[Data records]
===
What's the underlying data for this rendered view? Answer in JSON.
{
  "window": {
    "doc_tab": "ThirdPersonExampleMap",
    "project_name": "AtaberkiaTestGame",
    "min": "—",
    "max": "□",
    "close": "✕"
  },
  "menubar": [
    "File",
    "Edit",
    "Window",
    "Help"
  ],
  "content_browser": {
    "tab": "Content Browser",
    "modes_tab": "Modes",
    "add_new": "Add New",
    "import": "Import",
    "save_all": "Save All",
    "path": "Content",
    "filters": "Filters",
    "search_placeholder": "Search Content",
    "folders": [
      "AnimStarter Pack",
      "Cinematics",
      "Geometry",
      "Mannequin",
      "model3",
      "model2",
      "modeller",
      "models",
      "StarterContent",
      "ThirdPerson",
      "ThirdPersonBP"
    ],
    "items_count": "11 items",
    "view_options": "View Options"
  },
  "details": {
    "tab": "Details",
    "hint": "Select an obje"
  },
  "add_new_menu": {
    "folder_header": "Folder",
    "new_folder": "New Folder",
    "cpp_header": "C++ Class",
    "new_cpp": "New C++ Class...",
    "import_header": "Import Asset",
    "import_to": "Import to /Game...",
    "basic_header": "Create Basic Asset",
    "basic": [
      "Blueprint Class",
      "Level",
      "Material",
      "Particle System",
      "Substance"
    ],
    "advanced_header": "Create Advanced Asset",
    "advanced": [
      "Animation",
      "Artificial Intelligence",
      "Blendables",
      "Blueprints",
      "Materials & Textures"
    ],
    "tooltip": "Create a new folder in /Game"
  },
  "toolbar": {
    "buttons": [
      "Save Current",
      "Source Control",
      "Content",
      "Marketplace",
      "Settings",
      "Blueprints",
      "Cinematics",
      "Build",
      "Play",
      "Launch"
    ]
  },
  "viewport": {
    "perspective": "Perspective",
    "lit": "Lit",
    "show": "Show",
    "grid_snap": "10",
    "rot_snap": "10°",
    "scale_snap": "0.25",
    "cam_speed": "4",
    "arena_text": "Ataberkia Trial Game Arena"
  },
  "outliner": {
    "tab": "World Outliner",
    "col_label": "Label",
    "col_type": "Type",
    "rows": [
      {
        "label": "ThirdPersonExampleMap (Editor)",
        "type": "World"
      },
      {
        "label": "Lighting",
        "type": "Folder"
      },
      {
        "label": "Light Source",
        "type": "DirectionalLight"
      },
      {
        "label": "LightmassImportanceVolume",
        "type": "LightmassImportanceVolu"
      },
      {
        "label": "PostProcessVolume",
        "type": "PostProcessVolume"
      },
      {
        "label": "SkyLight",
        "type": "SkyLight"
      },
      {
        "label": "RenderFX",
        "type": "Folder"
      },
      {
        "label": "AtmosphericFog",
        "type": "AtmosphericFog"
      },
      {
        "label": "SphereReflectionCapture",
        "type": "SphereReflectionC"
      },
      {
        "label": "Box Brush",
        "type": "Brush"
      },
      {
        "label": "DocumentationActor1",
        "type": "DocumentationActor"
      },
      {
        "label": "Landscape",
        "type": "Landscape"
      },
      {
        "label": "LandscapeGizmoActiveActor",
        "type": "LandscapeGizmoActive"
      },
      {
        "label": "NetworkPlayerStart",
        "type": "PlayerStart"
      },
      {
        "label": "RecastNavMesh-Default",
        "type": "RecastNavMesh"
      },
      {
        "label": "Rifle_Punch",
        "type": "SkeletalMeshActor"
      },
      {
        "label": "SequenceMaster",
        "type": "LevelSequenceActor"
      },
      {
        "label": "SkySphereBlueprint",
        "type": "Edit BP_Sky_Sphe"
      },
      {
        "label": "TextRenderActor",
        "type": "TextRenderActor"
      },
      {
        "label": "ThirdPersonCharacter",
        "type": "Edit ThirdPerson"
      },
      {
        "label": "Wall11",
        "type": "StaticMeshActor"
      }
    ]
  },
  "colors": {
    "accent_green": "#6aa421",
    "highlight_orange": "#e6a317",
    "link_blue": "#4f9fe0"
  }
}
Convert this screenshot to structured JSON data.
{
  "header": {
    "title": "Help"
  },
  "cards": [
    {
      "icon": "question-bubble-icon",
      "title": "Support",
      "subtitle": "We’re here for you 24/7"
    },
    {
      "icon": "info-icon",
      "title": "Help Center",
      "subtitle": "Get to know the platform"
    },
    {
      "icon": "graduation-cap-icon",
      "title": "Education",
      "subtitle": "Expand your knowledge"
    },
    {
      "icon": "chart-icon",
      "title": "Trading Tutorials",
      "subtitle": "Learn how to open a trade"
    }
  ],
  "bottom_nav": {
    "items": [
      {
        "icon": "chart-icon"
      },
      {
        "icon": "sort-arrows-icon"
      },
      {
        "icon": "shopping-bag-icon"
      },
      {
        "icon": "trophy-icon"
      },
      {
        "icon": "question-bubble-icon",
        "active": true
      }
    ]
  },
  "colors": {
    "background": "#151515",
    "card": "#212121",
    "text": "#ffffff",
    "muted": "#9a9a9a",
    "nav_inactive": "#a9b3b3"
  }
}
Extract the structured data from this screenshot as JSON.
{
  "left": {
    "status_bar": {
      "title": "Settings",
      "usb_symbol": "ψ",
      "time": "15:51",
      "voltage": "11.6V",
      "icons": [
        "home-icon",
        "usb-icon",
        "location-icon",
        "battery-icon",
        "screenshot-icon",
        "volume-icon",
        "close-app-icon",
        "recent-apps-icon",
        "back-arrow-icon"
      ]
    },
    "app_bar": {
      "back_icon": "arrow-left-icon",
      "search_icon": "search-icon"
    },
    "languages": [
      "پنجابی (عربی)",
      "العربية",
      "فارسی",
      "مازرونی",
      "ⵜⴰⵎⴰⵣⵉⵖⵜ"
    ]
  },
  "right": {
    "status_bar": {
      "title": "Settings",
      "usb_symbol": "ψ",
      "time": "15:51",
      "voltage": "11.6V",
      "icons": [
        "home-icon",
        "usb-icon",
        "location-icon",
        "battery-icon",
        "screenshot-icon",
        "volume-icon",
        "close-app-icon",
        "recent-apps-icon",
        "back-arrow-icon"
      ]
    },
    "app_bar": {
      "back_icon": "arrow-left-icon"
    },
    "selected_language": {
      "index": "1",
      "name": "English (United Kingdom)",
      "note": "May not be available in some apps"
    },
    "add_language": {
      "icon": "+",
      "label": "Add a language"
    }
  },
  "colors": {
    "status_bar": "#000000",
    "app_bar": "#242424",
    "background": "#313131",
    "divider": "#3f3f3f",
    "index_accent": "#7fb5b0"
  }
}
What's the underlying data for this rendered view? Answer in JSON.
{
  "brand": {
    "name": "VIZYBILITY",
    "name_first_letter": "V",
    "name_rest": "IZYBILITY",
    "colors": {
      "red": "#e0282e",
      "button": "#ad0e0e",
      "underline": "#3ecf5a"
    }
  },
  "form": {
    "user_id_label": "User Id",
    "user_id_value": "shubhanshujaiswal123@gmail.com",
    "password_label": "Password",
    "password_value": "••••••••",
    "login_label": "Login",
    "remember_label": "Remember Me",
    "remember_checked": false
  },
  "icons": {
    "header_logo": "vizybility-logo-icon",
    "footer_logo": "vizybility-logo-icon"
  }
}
===
STATED EXERCISE: Could you transcribe the records in full, exactly?

REPLY TO THE TASK:
What's the underlying data for this rendered view? Answer in JSON.
{
  "window": {
    "doc_tab": "ThirdPersonExampleMap",
    "project_name": "AtaberkiaTestGame",
    "min": "—",
    "max": "□",
    "close": "✕"
  },
  "menubar": [
    "File",
    "Edit",
    "Window",
    "Help"
  ],
  "content_browser": {
    "tab": "Content Browser",
    "modes_tab": "Modes",
    "add_new": "Add New",
    "import": "Import",
    "save_all": "Save All",
    "path": "Content",
    "filters": "Filters",
    "search_placeholder": "Search Content",
    "folders": [
      "AnimStarter Pack",
      "Cinematics",
      "Geometry",
      "Mannequin",
      "model3",
      "model2",
      "modeller",
      "models",
      "StarterContent",
      "ThirdPerson",
      "ThirdPersonBP"
    ],
    "items_count": "11 items",
    "view_options": "View Options"
  },
  "details": {
    "tab": "Details",
    "hint": "Select an obje"
  },
  "add_new_menu": {
    "folder_header": "Folder",
    "new_folder": "New Folder",
    "cpp_header": "C++ Class",
    "new_cpp": "New C++ Class...",
    "import_header": "Import Asset",
    "import_to": "Import to /Game...",
    "basic_header": "Create Basic Asset",
    "basic": [
      "Blueprint Class",
      "Level",
      "Material",
      "Particle System",
      "Substance"
    ],
    "advanced_header": "Create Advanced Asset",
    "advanced": [
      "Animation",
      "Artificial Intelligence",
      "Blendables",
      "Blueprints",
      "Materials & Textures"
    ],
    "tooltip": "Create a new folder in /Game"
  },
  "toolbar": {
    "buttons": [
      "Save Current",
      "Source Control",
      "Content",
      "Marketplace",
      "Settings",
      "Blueprints",
      "Cinematics",
      "Build",
      "Play",
      "Launch"
    ]
  },
  "viewport": {
    "perspective": "Perspective",
    "lit": "Lit",
    "show": "Show",
    "grid_snap": "10",
    "rot_snap": "10°",
    "scale_snap": "0.25",
    "cam_speed": "4",
    "arena_text": "Ataberkia Trial Game Arena"
  },
  "outliner": {
    "tab": "World Outliner",
    "col_label": "Label",
    "col_type": "Type",
    "rows": [
      {
        "label": "ThirdPersonExampleMap (Editor)",
        "type": "World"
      },
      {
        "label": "Lighting",
        "type": "Folder"
      },
      {
        "label": "Light Source",
        "type": "DirectionalLight"
      },
      {
        "label": "LightmassImportanceVolume",
        "type": "LightmassImportanceVolu"
      },
      {
        "label": "PostProcessVolume",
        "type": "PostProcessVolume"
      },
      {
        "label": "SkyLight",
        "type": "SkyLight"
      },
      {
        "label": "RenderFX",
        "type": "Folder"
      },
      {
        "label": "AtmosphericFog",
        "type": "AtmosphericFog"
      },
      {
        "label": "SphereReflectionCapture",
        "type": "SphereReflectionC"
      },
      {
        "label": "Box Brush",
        "type": "Brush"
      },
      {
        "label": "DocumentationActor1",
        "type": "DocumentationActor"
      },
      {
        "label": "Landscape",
        "type": "Landscape"
      },
      {
        "label": "LandscapeGizmoActiveActor",
        "type": "LandscapeGizmoActive"
      },
      {
        "label": "NetworkPlayerStart",
        "type": "PlayerStart"
      },
      {
        "label": "RecastNavMesh-Default",
        "type": "RecastNavMesh"
      },
      {
        "label": "Rifle_Punch",
        "type": "SkeletalMeshActor"
      },
      {
        "label": "SequenceMaster",
        "type": "LevelSequenceActor"
      },
      {
        "label": "SkySphereBlueprint",
        "type": "Edit BP_Sky_Sphe"
      },
      {
        "label": "TextRenderActor",
        "type": "TextRenderActor"
      },
      {
        "label": "ThirdPersonCharacter",
        "type": "Edit ThirdPerson"
      },
      {
        "label": "Wall11",
        "type": "StaticMeshActor"
      }
    ]
  },
  "colors": {
    "accent_green": "#6aa421",
    "highlight_orange": "#e6a317",
    "link_blue": "#4f9fe0"
  }
}
Convert this screenshot to structured JSON data.
{
  "header": {
    "title": "Help"
  },
  "cards": [
    {
      "icon": "question-bubble-icon",
      "title": "Support",
      "subtitle": "We’re here for you 24/7"
    },
    {
      "icon": "info-icon",
      "title": "Help Center",
      "subtitle": "Get to know the platform"
    },
    {
      "icon": "graduation-cap-icon",
      "title": "Education",
      "subtitle": "Expand your knowledge"
    },
    {
      "icon": "chart-icon",
      "title": "Trading Tutorials",
      "subtitle": "Learn how to open a trade"
    }
  ],
  "bottom_nav": {
    "items": [
      {
        "icon": "chart-icon"
      },
      {
        "icon": "sort-arrows-icon"
      },
      {
        "icon": "shopping-bag-icon"
      },
      {
        "icon": "trophy-icon"
      },
      {
        "icon": "question-bubble-icon",
        "active": true
      }
    ]
  },
  "colors": {
    "background": "#151515",
    "card": "#212121",
    "text": "#ffffff",
    "muted": "#9a9a9a",
    "nav_inactive": "#a9b3b3"
  }
}
Extract the structured data from this screenshot as JSON.
{
  "left": {
    "status_bar": {
      "title": "Settings",
      "usb_symbol": "ψ",
      "time": "15:51",
      "voltage": "11.6V",
      "icons": [
        "home-icon",
        "usb-icon",
        "location-icon",
        "battery-icon",
        "screenshot-icon",
        "volume-icon",
        "close-app-icon",
        "recent-apps-icon",
        "back-arrow-icon"
      ]
    },
    "app_bar": {
      "back_icon": "arrow-left-icon",
      "search_icon": "search-icon"
    },
    "languages": [
      "پنجابی (عربی)",
      "العربية",
      "فارسی",
      "مازرونی",
      "ⵜⴰⵎⴰⵣⵉⵖⵜ"
    ]
  },
  "right": {
    "status_bar": {
      "title": "Settings",
      "usb_symbol": "ψ",
      "time": "15:51",
      "voltage": "11.6V",
      "icons": [
        "home-icon",
        "usb-icon",
        "location-icon",
        "battery-icon",
        "screenshot-icon",
        "volume-icon",
        "close-app-icon",
        "recent-apps-icon",
        "back-arrow-icon"
      ]
    },
    "app_bar": {
      "back_icon": "arrow-left-icon"
    },
    "selected_language": {
      "index": "1",
      "name": "English (United Kingdom)",
      "note": "May not be available in some apps"
    },
    "add_language": {
      "icon": "+",
      "label": "Add a language"
    }
  },
  "colors": {
    "status_bar": "#000000",
    "app_bar": "#242424",
    "background": "#313131",
    "divider": "#3f3f3f",
    "index_accent": "#7fb5b0"
  }
}
What's the underlying data for this rendered view? Answer in JSON.
{
  "brand": {
    "name": "VIZYBILITY",
    "name_first_letter": "V",
    "name_rest": "IZYBILITY",
    "colors": {
      "red": "#e0282e",
      "button": "#ad0e0e",
      "underline": "#3ecf5a"
    }
  },
  "form": {
    "user_id_label": "User Id",
    "user_id_value": "shubhanshujaiswal123@gmail.com",
    "password_label": "Password",
    "password_value": "••••••••",
    "login_label": "Login",
    "remember_label": "Remember Me",
    "remember_checked": false
  },
  "icons": {
    "header_logo": "vizybility-logo-icon",
    "footer_logo": "vizybility-logo-icon"
  }
}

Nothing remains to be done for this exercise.